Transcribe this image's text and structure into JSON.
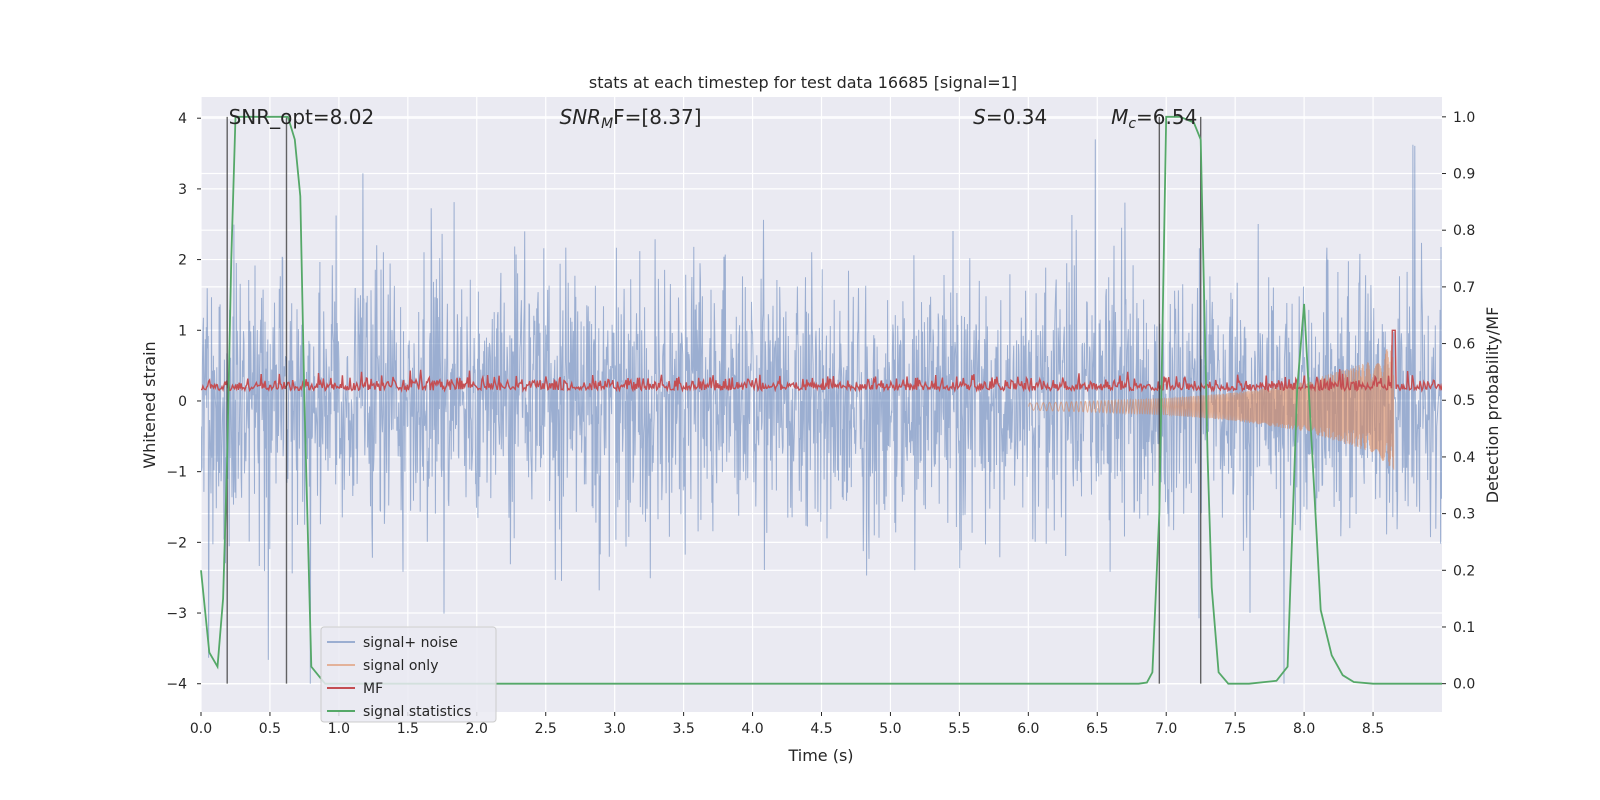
{
  "chart_data": {
    "type": "line",
    "title": "stats at each timestep for test data 16685 [signal=1]",
    "xlabel": "Time (s)",
    "ylabel_left": "Whitened strain",
    "ylabel_right": "Detection probability/MF",
    "xlim": [
      0.0,
      9.0
    ],
    "ylim_left": [
      -4.4,
      4.3
    ],
    "ylim_right": [
      -0.05,
      1.035
    ],
    "x_ticks": [
      0.0,
      0.5,
      1.0,
      1.5,
      2.0,
      2.5,
      3.0,
      3.5,
      4.0,
      4.5,
      5.0,
      5.5,
      6.0,
      6.5,
      7.0,
      7.5,
      8.0,
      8.5
    ],
    "x_tick_labels": [
      "0.0",
      "0.5",
      "1.0",
      "1.5",
      "2.0",
      "2.5",
      "3.0",
      "3.5",
      "4.0",
      "4.5",
      "5.0",
      "5.5",
      "6.0",
      "6.5",
      "7.0",
      "7.5",
      "8.0",
      "8.5"
    ],
    "y_left_ticks": [
      4,
      3,
      2,
      1,
      0,
      -1,
      -2,
      -3,
      -4
    ],
    "y_left_tick_labels": [
      "4",
      "3",
      "2",
      "1",
      "0",
      "−1",
      "−2",
      "−3",
      "−4"
    ],
    "y_right_ticks": [
      1.0,
      0.9,
      0.8,
      0.7,
      0.6,
      0.5,
      0.4,
      0.3,
      0.2,
      0.1,
      0.0
    ],
    "y_right_tick_labels": [
      "1.0",
      "0.9",
      "0.8",
      "0.7",
      "0.6",
      "0.5",
      "0.4",
      "0.3",
      "0.2",
      "0.1",
      "0.0"
    ],
    "grid": true,
    "legend_position": "lower-left",
    "series": [
      {
        "name": "signal+ noise",
        "color": "#4c72b0",
        "axis": "left",
        "style": "noise",
        "typical_range": [
          -1.5,
          1.5
        ],
        "extreme_range": [
          -4.0,
          4.0
        ]
      },
      {
        "name": "signal only",
        "color": "#dd8452",
        "axis": "left",
        "style": "chirp",
        "x": [
          6.0,
          6.5,
          7.0,
          7.5,
          8.0,
          8.5,
          8.65
        ],
        "amplitude": [
          0.05,
          0.08,
          0.12,
          0.2,
          0.35,
          0.65,
          0.9
        ]
      },
      {
        "name": "MF",
        "color": "#c44e52",
        "axis": "left",
        "style": "mf",
        "baseline": 0.15,
        "range": [
          0.05,
          0.45
        ],
        "peak": {
          "x": 8.65,
          "y": 1.0
        }
      },
      {
        "name": "signal statistics",
        "color": "#55a868",
        "axis": "right",
        "x": [
          0.0,
          0.06,
          0.12,
          0.16,
          0.19,
          0.22,
          0.25,
          0.3,
          0.4,
          0.5,
          0.56,
          0.6,
          0.63,
          0.68,
          0.72,
          0.75,
          0.8,
          0.9,
          6.8,
          6.86,
          6.9,
          6.95,
          7.0,
          7.1,
          7.2,
          7.25,
          7.3,
          7.33,
          7.38,
          7.45,
          7.6,
          7.8,
          7.88,
          7.95,
          8.0,
          8.06,
          8.12,
          8.2,
          8.28,
          8.36,
          8.5,
          9.0
        ],
        "values": [
          0.2,
          0.055,
          0.03,
          0.15,
          0.4,
          0.75,
          1.0,
          1.0,
          1.0,
          1.0,
          1.0,
          1.0,
          1.0,
          0.96,
          0.86,
          0.5,
          0.03,
          0.0,
          0.0,
          0.002,
          0.02,
          0.3,
          1.0,
          1.0,
          0.99,
          0.96,
          0.4,
          0.17,
          0.02,
          0.0,
          0.0,
          0.005,
          0.03,
          0.52,
          0.67,
          0.4,
          0.13,
          0.05,
          0.015,
          0.003,
          0.0,
          0.0
        ]
      }
    ],
    "vertical_lines": [
      0.19,
      0.62,
      6.95,
      7.25
    ],
    "annotations": [
      {
        "text": "SNR_opt=8.02",
        "x": 0.2
      },
      {
        "text_parts": [
          "SNR",
          "M",
          "F=[8.37]"
        ],
        "x": 2.6
      },
      {
        "text_parts": [
          "S",
          "=0.34"
        ],
        "x": 5.6
      },
      {
        "text_parts": [
          "M",
          "c",
          "=6.54"
        ],
        "x": 6.6
      }
    ]
  }
}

———

THE EXERCISE: Write out all the entries exactly, except for the pictures.

IN RESPONSE:
Transcribe this image's text and structure into JSON.
{
  "chart_data": {
    "type": "line",
    "title": "stats at each timestep for test data 16685 [signal=1]",
    "xlabel": "Time (s)",
    "ylabel_left": "Whitened strain",
    "ylabel_right": "Detection probability/MF",
    "xlim": [
      0.0,
      9.0
    ],
    "ylim_left": [
      -4.4,
      4.3
    ],
    "ylim_right": [
      -0.05,
      1.035
    ],
    "x_ticks": [
      0.0,
      0.5,
      1.0,
      1.5,
      2.0,
      2.5,
      3.0,
      3.5,
      4.0,
      4.5,
      5.0,
      5.5,
      6.0,
      6.5,
      7.0,
      7.5,
      8.0,
      8.5
    ],
    "x_tick_labels": [
      "0.0",
      "0.5",
      "1.0",
      "1.5",
      "2.0",
      "2.5",
      "3.0",
      "3.5",
      "4.0",
      "4.5",
      "5.0",
      "5.5",
      "6.0",
      "6.5",
      "7.0",
      "7.5",
      "8.0",
      "8.5"
    ],
    "y_left_ticks": [
      4,
      3,
      2,
      1,
      0,
      -1,
      -2,
      -3,
      -4
    ],
    "y_left_tick_labels": [
      "4",
      "3",
      "2",
      "1",
      "0",
      "−1",
      "−2",
      "−3",
      "−4"
    ],
    "y_right_ticks": [
      1.0,
      0.9,
      0.8,
      0.7,
      0.6,
      0.5,
      0.4,
      0.3,
      0.2,
      0.1,
      0.0
    ],
    "y_right_tick_labels": [
      "1.0",
      "0.9",
      "0.8",
      "0.7",
      "0.6",
      "0.5",
      "0.4",
      "0.3",
      "0.2",
      "0.1",
      "0.0"
    ],
    "grid": true,
    "legend_position": "lower-left",
    "series": [
      {
        "name": "signal+ noise",
        "color": "#4c72b0",
        "axis": "left",
        "style": "noise",
        "typical_range": [
          -1.5,
          1.5
        ],
        "extreme_range": [
          -4.0,
          4.0
        ]
      },
      {
        "name": "signal only",
        "color": "#dd8452",
        "axis": "left",
        "style": "chirp",
        "x": [
          6.0,
          6.5,
          7.0,
          7.5,
          8.0,
          8.5,
          8.65
        ],
        "amplitude": [
          0.05,
          0.08,
          0.12,
          0.2,
          0.35,
          0.65,
          0.9
        ]
      },
      {
        "name": "MF",
        "color": "#c44e52",
        "axis": "left",
        "style": "mf",
        "baseline": 0.15,
        "range": [
          0.05,
          0.45
        ],
        "peak": {
          "x": 8.65,
          "y": 1.0
        }
      },
      {
        "name": "signal statistics",
        "color": "#55a868",
        "axis": "right",
        "x": [
          0.0,
          0.06,
          0.12,
          0.16,
          0.19,
          0.22,
          0.25,
          0.3,
          0.4,
          0.5,
          0.56,
          0.6,
          0.63,
          0.68,
          0.72,
          0.75,
          0.8,
          0.9,
          6.8,
          6.86,
          6.9,
          6.95,
          7.0,
          7.1,
          7.2,
          7.25,
          7.3,
          7.33,
          7.38,
          7.45,
          7.6,
          7.8,
          7.88,
          7.95,
          8.0,
          8.06,
          8.12,
          8.2,
          8.28,
          8.36,
          8.5,
          9.0
        ],
        "values": [
          0.2,
          0.055,
          0.03,
          0.15,
          0.4,
          0.75,
          1.0,
          1.0,
          1.0,
          1.0,
          1.0,
          1.0,
          1.0,
          0.96,
          0.86,
          0.5,
          0.03,
          0.0,
          0.0,
          0.002,
          0.02,
          0.3,
          1.0,
          1.0,
          0.99,
          0.96,
          0.4,
          0.17,
          0.02,
          0.0,
          0.0,
          0.005,
          0.03,
          0.52,
          0.67,
          0.4,
          0.13,
          0.05,
          0.015,
          0.003,
          0.0,
          0.0
        ]
      }
    ],
    "vertical_lines": [
      0.19,
      0.62,
      6.95,
      7.25
    ],
    "annotations": [
      {
        "text": "SNR_opt=8.02",
        "x": 0.2
      },
      {
        "text_parts": [
          "SNR",
          "M",
          "F=[8.37]"
        ],
        "x": 2.6
      },
      {
        "text_parts": [
          "S",
          "=0.34"
        ],
        "x": 5.6
      },
      {
        "text_parts": [
          "M",
          "c",
          "=6.54"
        ],
        "x": 6.6
      }
    ]
  }
}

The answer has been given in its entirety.